→ Directions: Take each line that has the word "title" and return it.

→ Items:

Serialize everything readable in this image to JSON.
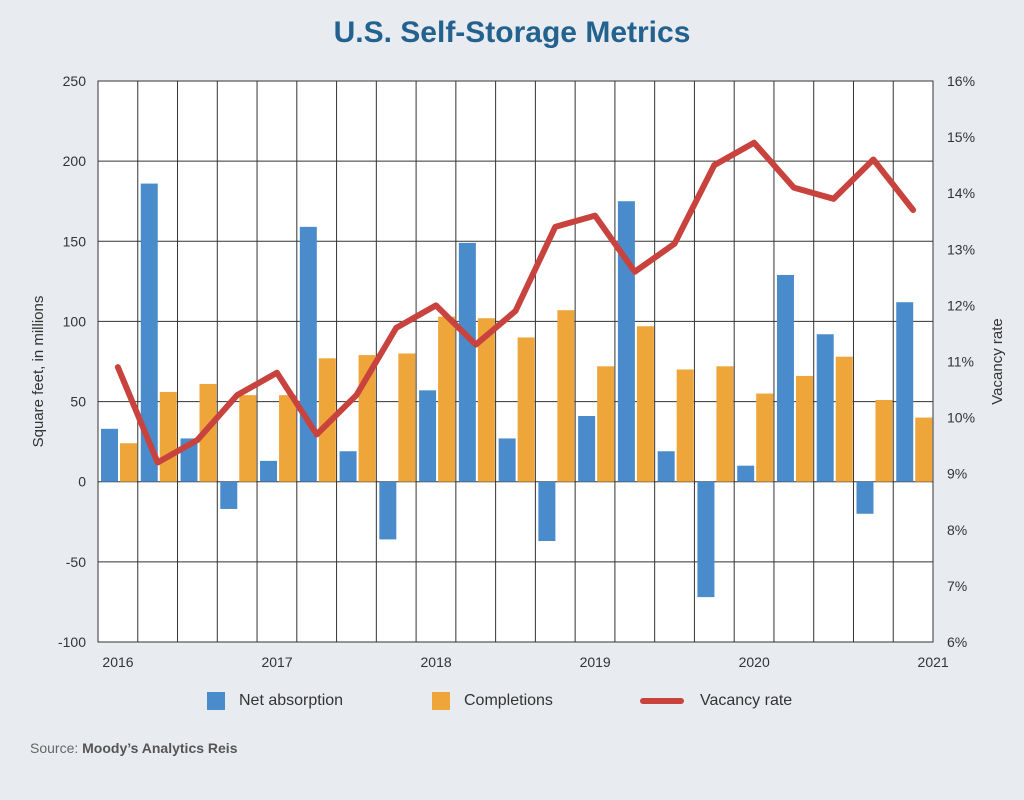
{
  "title": "U.S. Self-Storage Metrics",
  "legend": {
    "net_absorption": "Net absorption",
    "completions": "Completions",
    "vacancy_rate": "Vacancy rate"
  },
  "source": {
    "prefix": "Source:",
    "name": "Moody’s Analytics Reis"
  },
  "colors": {
    "net_absorption": "#4a8ccb",
    "completions": "#eea53a",
    "vacancy_rate": "#c9433e",
    "title": "#23618e"
  },
  "chart_data": {
    "type": "bar",
    "categories": [
      "2016 Q1",
      "2016 Q2",
      "2016 Q3",
      "2016 Q4",
      "2017 Q1",
      "2017 Q2",
      "2017 Q3",
      "2017 Q4",
      "2018 Q1",
      "2018 Q2",
      "2018 Q3",
      "2018 Q4",
      "2019 Q1",
      "2019 Q2",
      "2019 Q3",
      "2019 Q4",
      "2020 Q1",
      "2020 Q2",
      "2020 Q3",
      "2020 Q4",
      "2021 Q1"
    ],
    "x_tick_labels": [
      "2016",
      "2017",
      "2018",
      "2019",
      "2020",
      "2021"
    ],
    "series": [
      {
        "name": "Net absorption",
        "type": "bar",
        "axis": "left",
        "values": [
          33,
          186,
          27,
          -17,
          13,
          159,
          19,
          -36,
          57,
          149,
          27,
          -37,
          41,
          175,
          19,
          -72,
          10,
          129,
          92,
          -20,
          112
        ]
      },
      {
        "name": "Completions",
        "type": "bar",
        "axis": "left",
        "values": [
          24,
          56,
          61,
          54,
          54,
          77,
          79,
          80,
          103,
          102,
          90,
          107,
          72,
          97,
          70,
          72,
          55,
          66,
          78,
          51,
          40
        ]
      },
      {
        "name": "Vacancy rate",
        "type": "line",
        "axis": "right",
        "values": [
          10.9,
          9.2,
          9.6,
          10.4,
          10.8,
          9.7,
          10.4,
          11.6,
          12.0,
          11.3,
          11.9,
          13.4,
          13.6,
          12.6,
          13.1,
          14.5,
          14.9,
          14.1,
          13.9,
          14.6,
          13.7
        ]
      }
    ],
    "ylabel": "Square feet, in millions",
    "y2label": "Vacancy rate",
    "ylim": [
      -100,
      250
    ],
    "yticks": [
      -100,
      -50,
      0,
      50,
      100,
      150,
      200,
      250
    ],
    "y2lim": [
      6,
      16
    ],
    "y2ticks": [
      "6%",
      "7%",
      "8%",
      "9%",
      "10%",
      "11%",
      "12%",
      "13%",
      "14%",
      "15%",
      "16%"
    ],
    "grid": true,
    "legend_position": "bottom"
  }
}
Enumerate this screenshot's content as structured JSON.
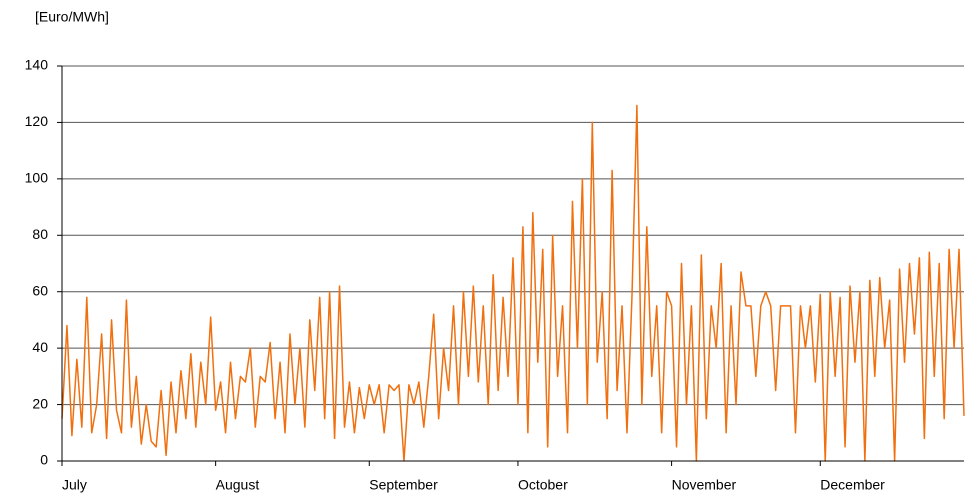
{
  "chart_data": {
    "type": "line",
    "y_label": "[Euro/MWh]",
    "color": "#f07010",
    "grid": true,
    "xlim": [
      0,
      182
    ],
    "xticks": [
      {
        "value": 0,
        "label": "July"
      },
      {
        "value": 31,
        "label": "August"
      },
      {
        "value": 62,
        "label": "September"
      },
      {
        "value": 92,
        "label": "October"
      },
      {
        "value": 123,
        "label": "November"
      },
      {
        "value": 153,
        "label": "December"
      }
    ],
    "ylim": [
      0,
      140
    ],
    "yticks": [
      0,
      20,
      40,
      60,
      80,
      100,
      120,
      140
    ],
    "x": [
      0,
      1,
      2,
      3,
      4,
      5,
      6,
      7,
      8,
      9,
      10,
      11,
      12,
      13,
      14,
      15,
      16,
      17,
      18,
      19,
      20,
      21,
      22,
      23,
      24,
      25,
      26,
      27,
      28,
      29,
      30,
      31,
      32,
      33,
      34,
      35,
      36,
      37,
      38,
      39,
      40,
      41,
      42,
      43,
      44,
      45,
      46,
      47,
      48,
      49,
      50,
      51,
      52,
      53,
      54,
      55,
      56,
      57,
      58,
      59,
      60,
      61,
      62,
      63,
      64,
      65,
      66,
      67,
      68,
      69,
      70,
      71,
      72,
      73,
      74,
      75,
      76,
      77,
      78,
      79,
      80,
      81,
      82,
      83,
      84,
      85,
      86,
      87,
      88,
      89,
      90,
      91,
      92,
      93,
      94,
      95,
      96,
      97,
      98,
      99,
      100,
      101,
      102,
      103,
      104,
      105,
      106,
      107,
      108,
      109,
      110,
      111,
      112,
      113,
      114,
      115,
      116,
      117,
      118,
      119,
      120,
      121,
      122,
      123,
      124,
      125,
      126,
      127,
      128,
      129,
      130,
      131,
      132,
      133,
      134,
      135,
      136,
      137,
      138,
      139,
      140,
      141,
      142,
      143,
      144,
      145,
      146,
      147,
      148,
      149,
      150,
      151,
      152,
      153,
      154,
      155,
      156,
      157,
      158,
      159,
      160,
      161,
      162,
      163,
      164,
      165,
      166,
      167,
      168,
      169,
      170,
      171,
      172,
      173,
      174,
      175,
      176,
      177,
      178,
      179,
      180,
      181,
      182
    ],
    "values": [
      15,
      48,
      9,
      36,
      12,
      58,
      10,
      20,
      45,
      8,
      50,
      18,
      10,
      57,
      12,
      30,
      6,
      20,
      7,
      5,
      25,
      2,
      28,
      10,
      32,
      15,
      38,
      12,
      35,
      20,
      51,
      18,
      28,
      10,
      35,
      15,
      30,
      28,
      40,
      12,
      30,
      28,
      42,
      15,
      35,
      10,
      45,
      20,
      40,
      12,
      50,
      25,
      58,
      15,
      60,
      8,
      62,
      12,
      28,
      10,
      26,
      15,
      27,
      20,
      27,
      10,
      27,
      25,
      27,
      0,
      27,
      20,
      28,
      12,
      30,
      52,
      15,
      40,
      25,
      55,
      20,
      60,
      30,
      62,
      28,
      55,
      20,
      66,
      25,
      58,
      30,
      72,
      20,
      83,
      10,
      88,
      35,
      75,
      5,
      80,
      30,
      55,
      10,
      92,
      40,
      100,
      20,
      120,
      35,
      60,
      15,
      103,
      25,
      55,
      10,
      58,
      126,
      20,
      83,
      30,
      55,
      10,
      60,
      55,
      5,
      70,
      20,
      55,
      0,
      73,
      15,
      55,
      40,
      70,
      10,
      55,
      20,
      67,
      55,
      55,
      30,
      55,
      60,
      55,
      25,
      55,
      55,
      55,
      10,
      55,
      40,
      55,
      28,
      59,
      0,
      60,
      30,
      58,
      5,
      62,
      35,
      60,
      0,
      64,
      30,
      65,
      40,
      57,
      0,
      68,
      35,
      70,
      45,
      72,
      8,
      74,
      30,
      70,
      15,
      75,
      40,
      75,
      16
    ]
  }
}
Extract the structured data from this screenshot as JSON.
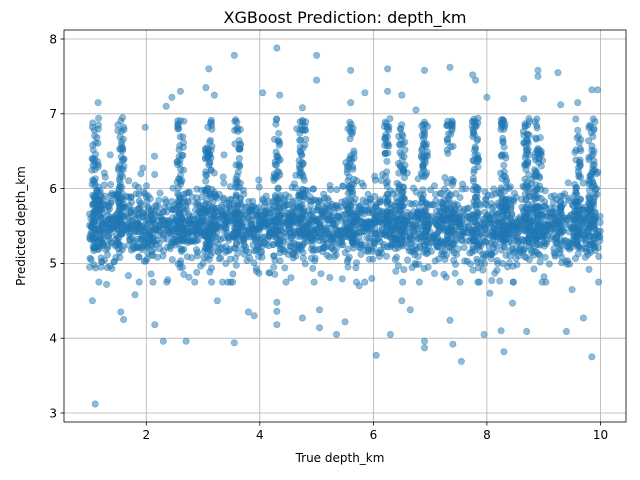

→ Solution for this task:
  "title": "U.S. Self-Storage Metrics",
    "title": "#23618e"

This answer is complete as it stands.